-- Begin --

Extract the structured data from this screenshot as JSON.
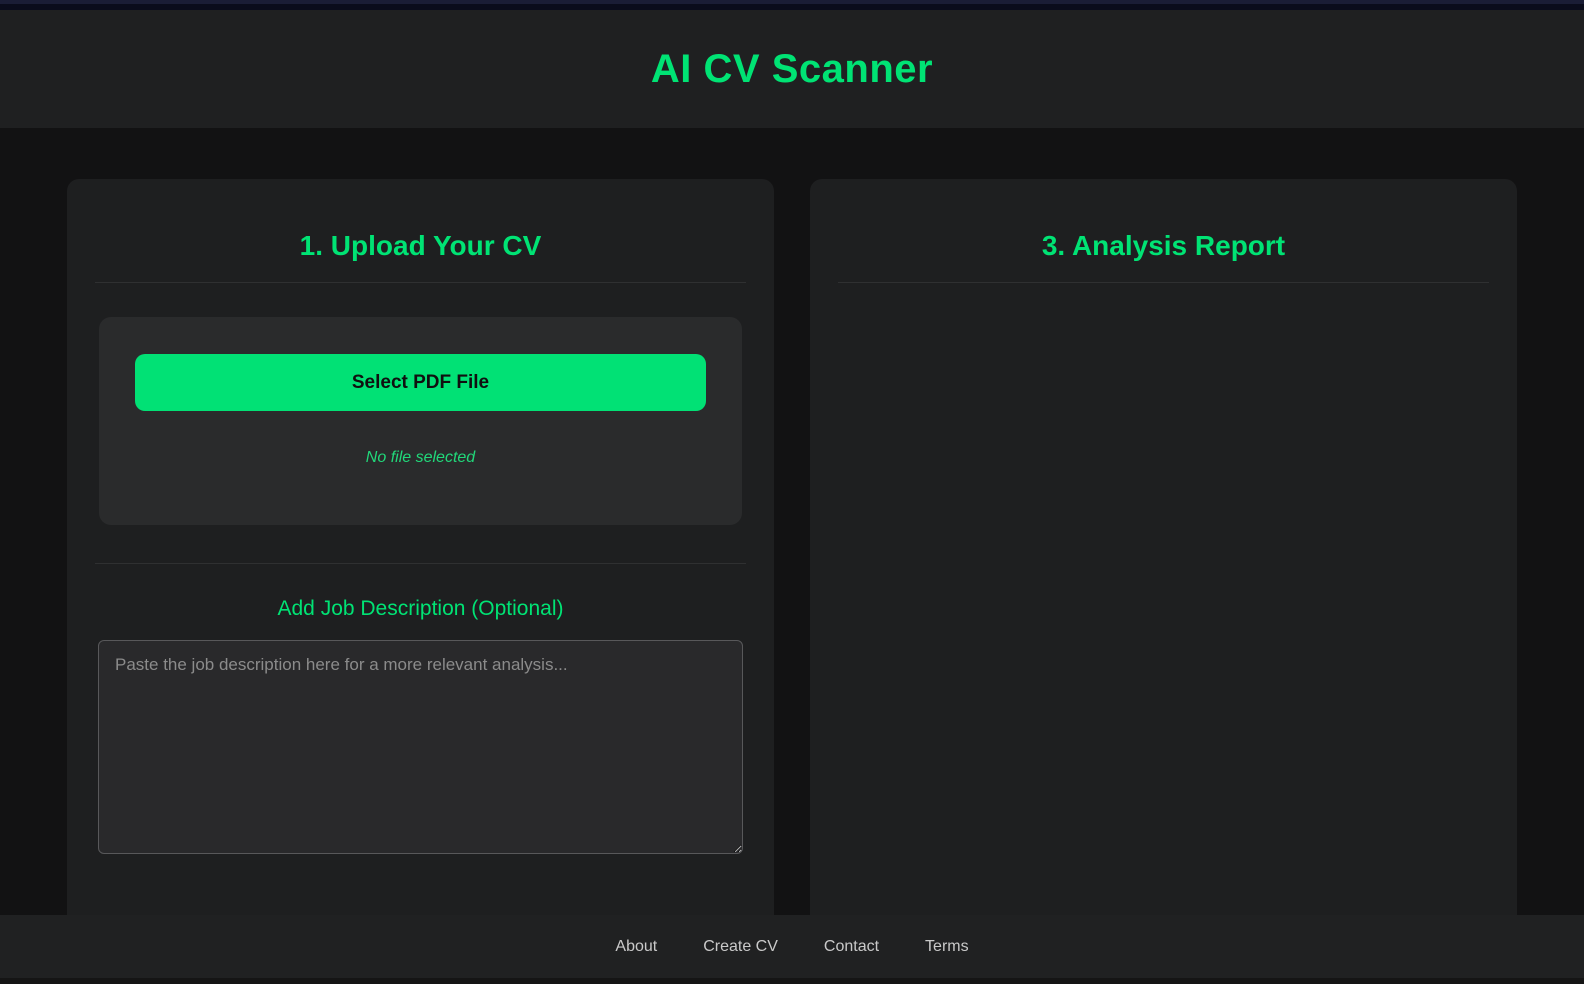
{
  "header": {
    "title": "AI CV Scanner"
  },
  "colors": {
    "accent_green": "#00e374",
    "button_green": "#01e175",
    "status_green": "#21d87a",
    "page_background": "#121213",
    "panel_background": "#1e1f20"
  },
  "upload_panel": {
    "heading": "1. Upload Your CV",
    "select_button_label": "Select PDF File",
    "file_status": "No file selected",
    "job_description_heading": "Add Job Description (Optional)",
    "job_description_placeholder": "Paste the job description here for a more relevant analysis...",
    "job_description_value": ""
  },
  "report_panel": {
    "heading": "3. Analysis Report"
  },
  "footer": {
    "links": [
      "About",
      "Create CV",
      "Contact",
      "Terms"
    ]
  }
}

-- End --

--- Job ---
Copy every line above word for word and exclude the pictures.

--- Task answer ---
Extract the structured data from this screenshot as JSON.
{
  "header": {
    "title": "AI CV Scanner"
  },
  "colors": {
    "accent_green": "#00e374",
    "button_green": "#01e175",
    "status_green": "#21d87a",
    "page_background": "#121213",
    "panel_background": "#1e1f20"
  },
  "upload_panel": {
    "heading": "1. Upload Your CV",
    "select_button_label": "Select PDF File",
    "file_status": "No file selected",
    "job_description_heading": "Add Job Description (Optional)",
    "job_description_placeholder": "Paste the job description here for a more relevant analysis...",
    "job_description_value": ""
  },
  "report_panel": {
    "heading": "3. Analysis Report"
  },
  "footer": {
    "links": [
      "About",
      "Create CV",
      "Contact",
      "Terms"
    ]
  }
}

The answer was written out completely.